[Task details] Write out the records below once more, exactly as they stand.

━━━ Materials provided ━━━

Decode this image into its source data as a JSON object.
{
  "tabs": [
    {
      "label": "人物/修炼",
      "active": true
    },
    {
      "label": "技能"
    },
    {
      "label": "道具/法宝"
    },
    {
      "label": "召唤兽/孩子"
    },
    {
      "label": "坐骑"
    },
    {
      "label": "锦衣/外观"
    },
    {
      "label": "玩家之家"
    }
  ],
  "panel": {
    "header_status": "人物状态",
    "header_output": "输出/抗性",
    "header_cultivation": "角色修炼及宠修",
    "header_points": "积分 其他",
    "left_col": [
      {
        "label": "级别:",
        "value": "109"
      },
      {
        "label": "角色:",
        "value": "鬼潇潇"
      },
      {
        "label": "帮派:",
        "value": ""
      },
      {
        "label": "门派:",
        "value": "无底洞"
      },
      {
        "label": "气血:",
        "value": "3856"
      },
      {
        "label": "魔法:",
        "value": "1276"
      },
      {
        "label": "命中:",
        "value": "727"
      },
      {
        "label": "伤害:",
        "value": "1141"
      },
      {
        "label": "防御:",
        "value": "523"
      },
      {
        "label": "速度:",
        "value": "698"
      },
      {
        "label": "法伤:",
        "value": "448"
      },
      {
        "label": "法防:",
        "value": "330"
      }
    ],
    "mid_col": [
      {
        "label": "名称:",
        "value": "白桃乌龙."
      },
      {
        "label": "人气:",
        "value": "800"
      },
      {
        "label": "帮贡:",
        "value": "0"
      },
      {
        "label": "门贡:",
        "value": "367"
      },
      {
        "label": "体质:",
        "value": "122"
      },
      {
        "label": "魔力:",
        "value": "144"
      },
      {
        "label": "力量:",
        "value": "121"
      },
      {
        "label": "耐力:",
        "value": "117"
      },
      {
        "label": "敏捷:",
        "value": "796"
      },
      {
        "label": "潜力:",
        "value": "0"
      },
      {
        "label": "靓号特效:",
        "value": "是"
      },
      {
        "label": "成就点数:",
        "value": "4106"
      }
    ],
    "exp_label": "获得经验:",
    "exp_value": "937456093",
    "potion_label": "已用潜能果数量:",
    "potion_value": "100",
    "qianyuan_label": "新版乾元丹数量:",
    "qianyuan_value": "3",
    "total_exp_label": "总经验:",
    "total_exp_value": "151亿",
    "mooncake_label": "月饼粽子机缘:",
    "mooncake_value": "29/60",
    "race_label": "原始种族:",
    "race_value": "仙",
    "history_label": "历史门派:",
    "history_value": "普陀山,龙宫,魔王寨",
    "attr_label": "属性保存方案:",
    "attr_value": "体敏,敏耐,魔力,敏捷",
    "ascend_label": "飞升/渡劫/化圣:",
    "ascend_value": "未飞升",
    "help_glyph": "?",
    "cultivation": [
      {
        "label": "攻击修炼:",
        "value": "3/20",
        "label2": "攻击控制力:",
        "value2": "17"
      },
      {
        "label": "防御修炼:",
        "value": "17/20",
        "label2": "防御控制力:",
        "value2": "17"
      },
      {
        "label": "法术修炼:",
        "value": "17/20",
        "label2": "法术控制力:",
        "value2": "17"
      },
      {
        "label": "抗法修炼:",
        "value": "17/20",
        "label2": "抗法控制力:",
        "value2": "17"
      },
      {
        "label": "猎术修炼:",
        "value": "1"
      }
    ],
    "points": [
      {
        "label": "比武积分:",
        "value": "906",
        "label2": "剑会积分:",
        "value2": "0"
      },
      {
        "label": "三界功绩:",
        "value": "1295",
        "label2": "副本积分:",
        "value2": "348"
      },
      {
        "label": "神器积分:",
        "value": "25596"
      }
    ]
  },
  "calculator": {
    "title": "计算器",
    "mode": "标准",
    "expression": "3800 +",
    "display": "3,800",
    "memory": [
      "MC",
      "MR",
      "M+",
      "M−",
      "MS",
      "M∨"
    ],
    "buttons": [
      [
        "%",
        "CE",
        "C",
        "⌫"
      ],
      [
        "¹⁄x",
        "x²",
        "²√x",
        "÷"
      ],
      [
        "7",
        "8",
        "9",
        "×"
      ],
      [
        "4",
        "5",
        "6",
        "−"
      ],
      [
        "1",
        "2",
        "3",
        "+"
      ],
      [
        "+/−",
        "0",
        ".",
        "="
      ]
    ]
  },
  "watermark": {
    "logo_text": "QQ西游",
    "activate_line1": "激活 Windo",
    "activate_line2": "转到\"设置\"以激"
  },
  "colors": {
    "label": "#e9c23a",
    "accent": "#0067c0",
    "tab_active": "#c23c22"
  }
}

━━━

[Written answer]
Decode this image into its source data as a JSON object.
{
  "tabs": [
    {
      "label": "人物/修炼",
      "active": true
    },
    {
      "label": "技能"
    },
    {
      "label": "道具/法宝"
    },
    {
      "label": "召唤兽/孩子"
    },
    {
      "label": "坐骑"
    },
    {
      "label": "锦衣/外观"
    },
    {
      "label": "玩家之家"
    }
  ],
  "panel": {
    "header_status": "人物状态",
    "header_output": "输出/抗性",
    "header_cultivation": "角色修炼及宠修",
    "header_points": "积分 其他",
    "left_col": [
      {
        "label": "级别:",
        "value": "109"
      },
      {
        "label": "角色:",
        "value": "鬼潇潇"
      },
      {
        "label": "帮派:",
        "value": ""
      },
      {
        "label": "门派:",
        "value": "无底洞"
      },
      {
        "label": "气血:",
        "value": "3856"
      },
      {
        "label": "魔法:",
        "value": "1276"
      },
      {
        "label": "命中:",
        "value": "727"
      },
      {
        "label": "伤害:",
        "value": "1141"
      },
      {
        "label": "防御:",
        "value": "523"
      },
      {
        "label": "速度:",
        "value": "698"
      },
      {
        "label": "法伤:",
        "value": "448"
      },
      {
        "label": "法防:",
        "value": "330"
      }
    ],
    "mid_col": [
      {
        "label": "名称:",
        "value": "白桃乌龙."
      },
      {
        "label": "人气:",
        "value": "800"
      },
      {
        "label": "帮贡:",
        "value": "0"
      },
      {
        "label": "门贡:",
        "value": "367"
      },
      {
        "label": "体质:",
        "value": "122"
      },
      {
        "label": "魔力:",
        "value": "144"
      },
      {
        "label": "力量:",
        "value": "121"
      },
      {
        "label": "耐力:",
        "value": "117"
      },
      {
        "label": "敏捷:",
        "value": "796"
      },
      {
        "label": "潜力:",
        "value": "0"
      },
      {
        "label": "靓号特效:",
        "value": "是"
      },
      {
        "label": "成就点数:",
        "value": "4106"
      }
    ],
    "exp_label": "获得经验:",
    "exp_value": "937456093",
    "potion_label": "已用潜能果数量:",
    "potion_value": "100",
    "qianyuan_label": "新版乾元丹数量:",
    "qianyuan_value": "3",
    "total_exp_label": "总经验:",
    "total_exp_value": "151亿",
    "mooncake_label": "月饼粽子机缘:",
    "mooncake_value": "29/60",
    "race_label": "原始种族:",
    "race_value": "仙",
    "history_label": "历史门派:",
    "history_value": "普陀山,龙宫,魔王寨",
    "attr_label": "属性保存方案:",
    "attr_value": "体敏,敏耐,魔力,敏捷",
    "ascend_label": "飞升/渡劫/化圣:",
    "ascend_value": "未飞升",
    "help_glyph": "?",
    "cultivation": [
      {
        "label": "攻击修炼:",
        "value": "3/20",
        "label2": "攻击控制力:",
        "value2": "17"
      },
      {
        "label": "防御修炼:",
        "value": "17/20",
        "label2": "防御控制力:",
        "value2": "17"
      },
      {
        "label": "法术修炼:",
        "value": "17/20",
        "label2": "法术控制力:",
        "value2": "17"
      },
      {
        "label": "抗法修炼:",
        "value": "17/20",
        "label2": "抗法控制力:",
        "value2": "17"
      },
      {
        "label": "猎术修炼:",
        "value": "1"
      }
    ],
    "points": [
      {
        "label": "比武积分:",
        "value": "906",
        "label2": "剑会积分:",
        "value2": "0"
      },
      {
        "label": "三界功绩:",
        "value": "1295",
        "label2": "副本积分:",
        "value2": "348"
      },
      {
        "label": "神器积分:",
        "value": "25596"
      }
    ]
  },
  "calculator": {
    "title": "计算器",
    "mode": "标准",
    "expression": "3800 +",
    "display": "3,800",
    "memory": [
      "MC",
      "MR",
      "M+",
      "M−",
      "MS",
      "M∨"
    ],
    "buttons": [
      [
        "%",
        "CE",
        "C",
        "⌫"
      ],
      [
        "¹⁄x",
        "x²",
        "²√x",
        "÷"
      ],
      [
        "7",
        "8",
        "9",
        "×"
      ],
      [
        "4",
        "5",
        "6",
        "−"
      ],
      [
        "1",
        "2",
        "3",
        "+"
      ],
      [
        "+/−",
        "0",
        ".",
        "="
      ]
    ]
  },
  "watermark": {
    "logo_text": "QQ西游",
    "activate_line1": "激活 Windo",
    "activate_line2": "转到\"设置\"以激"
  },
  "colors": {
    "label": "#e9c23a",
    "accent": "#0067c0",
    "tab_active": "#c23c22"
  }
}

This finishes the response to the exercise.